— Start of Data shown —
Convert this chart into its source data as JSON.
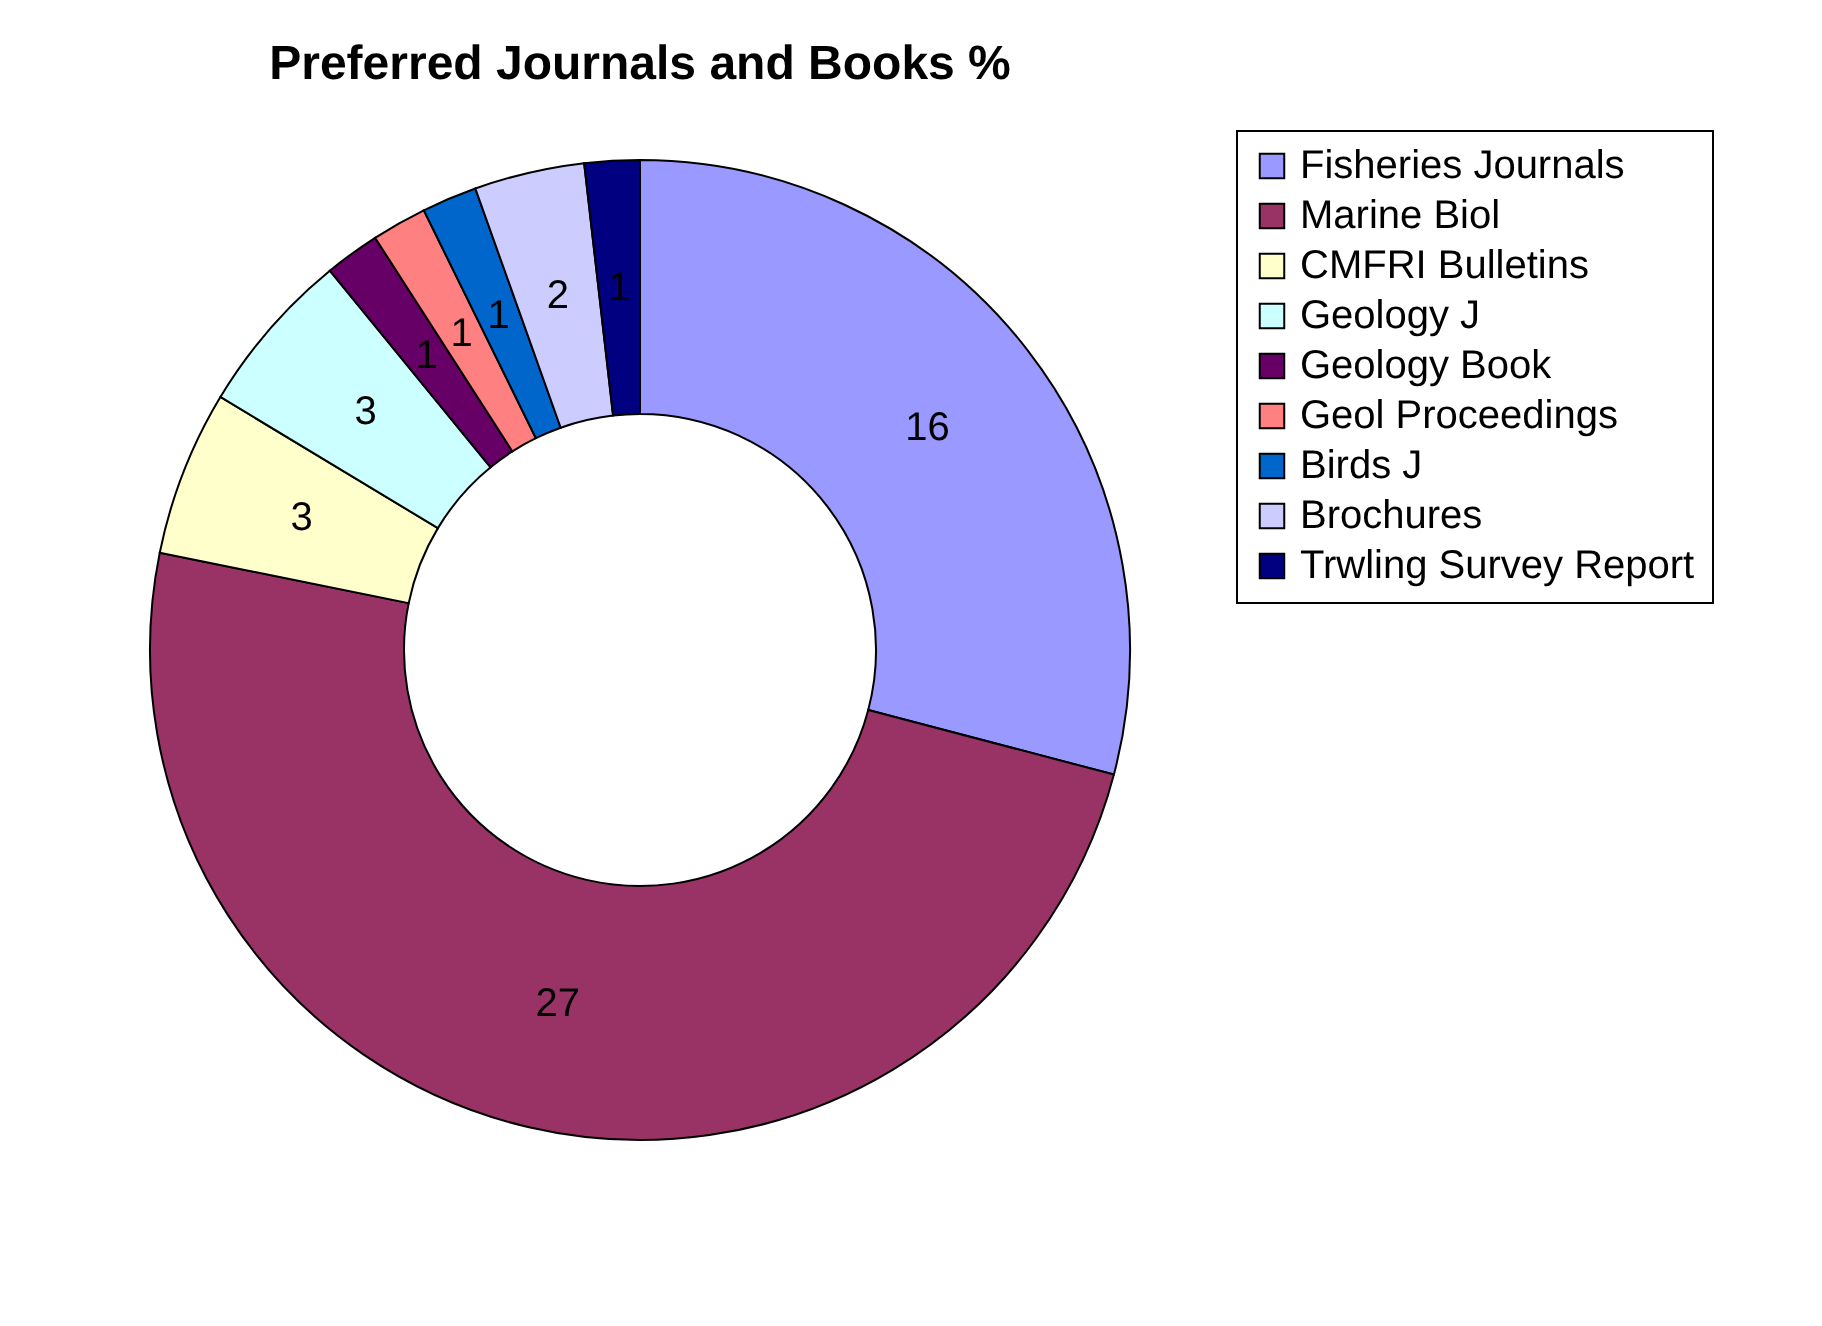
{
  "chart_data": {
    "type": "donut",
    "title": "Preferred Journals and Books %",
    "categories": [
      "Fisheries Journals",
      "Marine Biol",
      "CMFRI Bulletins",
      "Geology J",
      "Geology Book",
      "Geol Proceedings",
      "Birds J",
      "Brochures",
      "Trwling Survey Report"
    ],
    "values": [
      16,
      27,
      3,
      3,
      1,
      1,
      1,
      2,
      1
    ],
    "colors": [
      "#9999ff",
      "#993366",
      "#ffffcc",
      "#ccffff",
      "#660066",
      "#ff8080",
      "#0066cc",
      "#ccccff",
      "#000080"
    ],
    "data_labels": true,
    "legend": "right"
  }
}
— End of Data shown —
Given problem:
Each record above should come back exactly the same, only without its pictures.

Correct output:
Convert this chart into its source data as JSON.
{
  "chart_data": {
    "type": "donut",
    "title": "Preferred Journals and Books %",
    "categories": [
      "Fisheries Journals",
      "Marine Biol",
      "CMFRI Bulletins",
      "Geology J",
      "Geology Book",
      "Geol Proceedings",
      "Birds J",
      "Brochures",
      "Trwling Survey Report"
    ],
    "values": [
      16,
      27,
      3,
      3,
      1,
      1,
      1,
      2,
      1
    ],
    "colors": [
      "#9999ff",
      "#993366",
      "#ffffcc",
      "#ccffff",
      "#660066",
      "#ff8080",
      "#0066cc",
      "#ccccff",
      "#000080"
    ],
    "data_labels": true,
    "legend": "right"
  }
}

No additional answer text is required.